CHALLENGE →
Pick out every line in the data below that holds "括号里里应该填".

THE RECORDS →

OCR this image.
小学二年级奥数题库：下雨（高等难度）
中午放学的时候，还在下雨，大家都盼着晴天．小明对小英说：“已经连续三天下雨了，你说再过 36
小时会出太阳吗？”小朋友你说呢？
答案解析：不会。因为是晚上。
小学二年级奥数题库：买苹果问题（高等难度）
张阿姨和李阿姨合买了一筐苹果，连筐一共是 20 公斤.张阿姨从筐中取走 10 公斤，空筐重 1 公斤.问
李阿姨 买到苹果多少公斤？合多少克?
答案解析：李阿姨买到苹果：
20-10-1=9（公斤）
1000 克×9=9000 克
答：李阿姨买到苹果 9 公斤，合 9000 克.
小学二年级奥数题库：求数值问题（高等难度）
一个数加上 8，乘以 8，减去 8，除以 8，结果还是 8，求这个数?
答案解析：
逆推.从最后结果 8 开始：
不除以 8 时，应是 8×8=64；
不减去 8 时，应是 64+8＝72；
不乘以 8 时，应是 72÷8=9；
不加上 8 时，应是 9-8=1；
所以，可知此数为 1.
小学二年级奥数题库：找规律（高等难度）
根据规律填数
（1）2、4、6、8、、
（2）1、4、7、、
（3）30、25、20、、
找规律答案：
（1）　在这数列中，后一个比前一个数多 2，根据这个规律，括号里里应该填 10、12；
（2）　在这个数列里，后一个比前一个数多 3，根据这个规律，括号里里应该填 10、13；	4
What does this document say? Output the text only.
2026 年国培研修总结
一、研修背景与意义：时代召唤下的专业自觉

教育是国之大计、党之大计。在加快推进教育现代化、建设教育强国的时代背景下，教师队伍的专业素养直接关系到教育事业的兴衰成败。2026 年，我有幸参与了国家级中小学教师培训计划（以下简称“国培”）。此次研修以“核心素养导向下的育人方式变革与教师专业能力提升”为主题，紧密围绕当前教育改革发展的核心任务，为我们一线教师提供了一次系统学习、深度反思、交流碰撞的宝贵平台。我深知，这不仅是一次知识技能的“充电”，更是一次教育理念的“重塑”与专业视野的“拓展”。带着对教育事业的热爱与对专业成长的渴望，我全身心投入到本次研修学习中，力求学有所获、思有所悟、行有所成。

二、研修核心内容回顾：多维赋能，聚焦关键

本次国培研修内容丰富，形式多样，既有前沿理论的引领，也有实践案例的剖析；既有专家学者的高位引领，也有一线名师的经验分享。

PROBLEM SOLUTION →
（1）　在这数列中，后一个比前一个数多 2，根据这个规律，括号里里应该填 10、12；
（2）　在这个数列里，后一个比前一个数多 3，根据这个规律，括号里里应该填 10、13；	4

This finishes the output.